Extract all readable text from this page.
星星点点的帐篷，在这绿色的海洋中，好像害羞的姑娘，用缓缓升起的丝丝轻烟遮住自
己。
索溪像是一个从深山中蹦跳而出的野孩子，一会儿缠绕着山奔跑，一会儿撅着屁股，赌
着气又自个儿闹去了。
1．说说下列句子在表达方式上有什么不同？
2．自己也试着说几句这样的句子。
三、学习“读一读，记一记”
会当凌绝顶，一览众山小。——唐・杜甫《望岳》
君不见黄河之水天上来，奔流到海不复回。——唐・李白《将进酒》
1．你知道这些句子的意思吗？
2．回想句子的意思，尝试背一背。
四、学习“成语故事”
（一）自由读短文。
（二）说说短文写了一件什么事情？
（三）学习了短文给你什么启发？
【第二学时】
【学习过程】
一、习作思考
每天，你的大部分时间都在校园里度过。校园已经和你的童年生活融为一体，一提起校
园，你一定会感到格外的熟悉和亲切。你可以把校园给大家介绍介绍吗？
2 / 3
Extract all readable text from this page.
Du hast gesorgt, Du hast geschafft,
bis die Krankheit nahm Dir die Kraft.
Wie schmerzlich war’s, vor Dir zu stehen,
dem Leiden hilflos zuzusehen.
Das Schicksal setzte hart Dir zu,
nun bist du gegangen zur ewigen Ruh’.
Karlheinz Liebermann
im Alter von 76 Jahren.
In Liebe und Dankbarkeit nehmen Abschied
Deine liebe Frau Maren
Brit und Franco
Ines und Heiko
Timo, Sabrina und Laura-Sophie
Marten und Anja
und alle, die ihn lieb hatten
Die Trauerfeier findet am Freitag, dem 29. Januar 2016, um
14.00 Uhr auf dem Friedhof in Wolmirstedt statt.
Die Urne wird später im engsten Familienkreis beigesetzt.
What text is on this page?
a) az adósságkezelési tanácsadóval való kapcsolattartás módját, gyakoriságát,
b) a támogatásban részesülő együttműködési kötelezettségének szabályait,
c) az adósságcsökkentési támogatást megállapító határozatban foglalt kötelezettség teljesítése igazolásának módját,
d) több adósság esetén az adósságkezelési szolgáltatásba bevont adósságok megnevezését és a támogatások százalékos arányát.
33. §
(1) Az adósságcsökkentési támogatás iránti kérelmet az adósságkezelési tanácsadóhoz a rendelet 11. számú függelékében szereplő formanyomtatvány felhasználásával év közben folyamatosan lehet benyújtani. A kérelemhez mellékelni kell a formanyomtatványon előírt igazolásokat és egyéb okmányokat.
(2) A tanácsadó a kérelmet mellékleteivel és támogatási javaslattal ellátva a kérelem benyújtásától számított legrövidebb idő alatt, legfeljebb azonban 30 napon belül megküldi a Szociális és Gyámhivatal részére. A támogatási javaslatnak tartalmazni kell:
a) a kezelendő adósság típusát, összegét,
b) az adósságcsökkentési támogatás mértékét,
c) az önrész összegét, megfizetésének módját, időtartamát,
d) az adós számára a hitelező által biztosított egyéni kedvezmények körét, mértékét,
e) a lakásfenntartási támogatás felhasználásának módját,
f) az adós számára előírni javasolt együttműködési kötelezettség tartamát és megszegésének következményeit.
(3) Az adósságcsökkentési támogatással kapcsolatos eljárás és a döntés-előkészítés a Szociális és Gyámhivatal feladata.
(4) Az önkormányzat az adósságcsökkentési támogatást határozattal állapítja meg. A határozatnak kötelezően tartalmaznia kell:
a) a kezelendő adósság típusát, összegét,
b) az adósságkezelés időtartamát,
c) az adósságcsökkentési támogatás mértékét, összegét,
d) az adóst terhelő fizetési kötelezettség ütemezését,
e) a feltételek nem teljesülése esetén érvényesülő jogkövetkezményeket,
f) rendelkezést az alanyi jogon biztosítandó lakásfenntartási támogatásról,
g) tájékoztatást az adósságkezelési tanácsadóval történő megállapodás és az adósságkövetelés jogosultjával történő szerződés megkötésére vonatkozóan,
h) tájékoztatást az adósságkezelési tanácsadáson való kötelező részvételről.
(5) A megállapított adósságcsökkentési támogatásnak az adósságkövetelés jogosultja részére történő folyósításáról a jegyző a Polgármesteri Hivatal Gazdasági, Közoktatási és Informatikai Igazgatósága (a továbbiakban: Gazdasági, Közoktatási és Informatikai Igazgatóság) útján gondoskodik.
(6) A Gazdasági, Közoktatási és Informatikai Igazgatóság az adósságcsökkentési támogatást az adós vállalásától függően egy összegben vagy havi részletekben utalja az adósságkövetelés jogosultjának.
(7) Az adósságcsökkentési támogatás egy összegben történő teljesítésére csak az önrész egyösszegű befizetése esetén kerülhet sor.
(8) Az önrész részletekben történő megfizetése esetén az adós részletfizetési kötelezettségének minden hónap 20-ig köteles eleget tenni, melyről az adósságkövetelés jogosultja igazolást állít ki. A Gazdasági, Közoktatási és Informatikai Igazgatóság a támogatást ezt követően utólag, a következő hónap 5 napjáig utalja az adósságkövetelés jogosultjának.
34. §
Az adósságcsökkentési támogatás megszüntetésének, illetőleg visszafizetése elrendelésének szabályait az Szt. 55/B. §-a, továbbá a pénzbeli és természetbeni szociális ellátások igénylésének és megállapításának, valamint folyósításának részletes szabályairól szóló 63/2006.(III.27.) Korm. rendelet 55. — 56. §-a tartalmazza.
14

□ □ □ □ □

§ PROBLEM TO SOLVE: Out of the material above, gather each line where "számára" appears.

§ SOLUTION FOR THIS EXERCISE:
d) az adós számára a hitelező által biztosított egyéni kedvezmények körét, mértékét,
f) az adós számára előírni javasolt együttműködési kötelezettség tartamát és megszegésének következményeit.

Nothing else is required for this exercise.